PROBLEM DETAILS:
List each line of the data that holds the word "wenn".

DATA SUPPLIED:
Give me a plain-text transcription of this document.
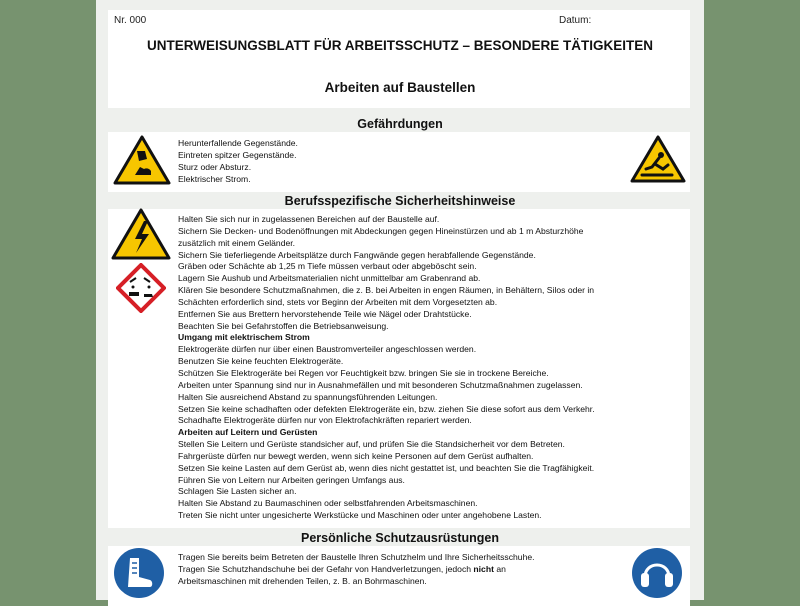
Nr. 000	Datum:
UNTERWEISUNGSBLATT FÜR ARBEITSSCHUTZ – BESONDERE TÄTIGKEITEN
Arbeiten auf Baustellen
Gefährdungen
Herunterfallende Gegenstände.
Eintreten spitzer Gegenstände.
Sturz oder Absturz.
Elektrischer Strom.
Berufsspezifische Sicherheitshinweise
Halten Sie sich nur in zugelassenen Bereichen auf der Baustelle auf.
Sichern Sie Decken- und Bodenöffnungen mit Abdeckungen gegen Hineinstürzen und ab 1 m Absturzhöhe
zusätzlich mit einem Geländer.
Sichern Sie tieferliegende Arbeitsplätze durch Fangwände gegen herabfallende Gegenstände.
Gräben oder Schächte ab 1,25 m Tiefe müssen verbaut oder abgeböscht sein.
Lagern Sie Aushub und Arbeitsmaterialien nicht unmittelbar am Grabenrand ab.
Klären Sie besondere Schutzmaßnahmen, die z. B. bei Arbeiten in engen Räumen, in Behältern, Silos oder in
Schächten erforderlich sind, stets vor Beginn der Arbeiten mit dem Vorgesetzten ab.
Entfernen Sie aus Brettern hervorstehende Teile wie Nägel oder Drahtstücke.
Beachten Sie bei Gefahrstoffen die Betriebsanweisung.
Umgang mit elektrischem Strom
Elektrogeräte dürfen nur über einen Baustromverteiler angeschlossen werden.
Benutzen Sie keine feuchten Elektrogeräte.
Schützen Sie Elektrogeräte bei Regen vor Feuchtigkeit bzw. bringen Sie sie in trockene Bereiche.
Arbeiten unter Spannung sind nur in Ausnahmefällen und mit besonderen Schutzmaßnahmen zugelassen.
Halten Sie ausreichend Abstand zu spannungsführenden Leitungen.
Setzen Sie keine schadhaften oder defekten Elektrogeräte ein, bzw. ziehen Sie diese sofort aus dem Verkehr.
Schadhafte Elektrogeräte dürfen nur von Elektrofachkräften repariert werden.
Arbeiten auf Leitern und Gerüsten
Stellen Sie Leitern und Gerüste standsicher auf, und prüfen Sie die Standsicherheit vor dem Betreten.
Fahrgerüste dürfen nur bewegt werden, wenn sich keine Personen auf dem Gerüst aufhalten.
Setzen Sie keine Lasten auf dem Gerüst ab, wenn dies nicht gestattet ist, und beachten Sie die Tragfähigkeit.
Führen Sie von Leitern nur Arbeiten geringen Umfangs aus.
Schlagen Sie Lasten sicher an.
Halten Sie Abstand zu Baumaschinen oder selbstfahrenden Arbeitsmaschinen.
Treten Sie nicht unter ungesicherte Werkstücke und Maschinen oder unter angehobene Lasten.
Persönliche Schutzausrüstungen
Tragen Sie bereits beim Betreten der Baustelle Ihren Schutzhelm und Ihre Sicherheitsschuhe.
Tragen Sie Schutzhandschuhe bei der Gefahr von Handverletzungen, jedoch nicht an
Arbeitsmaschinen mit drehenden Teilen, z. B. an Bohrmaschinen.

WRITTEN ANSWER:
Fahrgerüste dürfen nur bewegt werden, wenn sich keine Personen auf dem Gerüst aufhalten.
Setzen Sie keine Lasten auf dem Gerüst ab, wenn dies nicht gestattet ist, und beachten Sie die Tragfähigkeit.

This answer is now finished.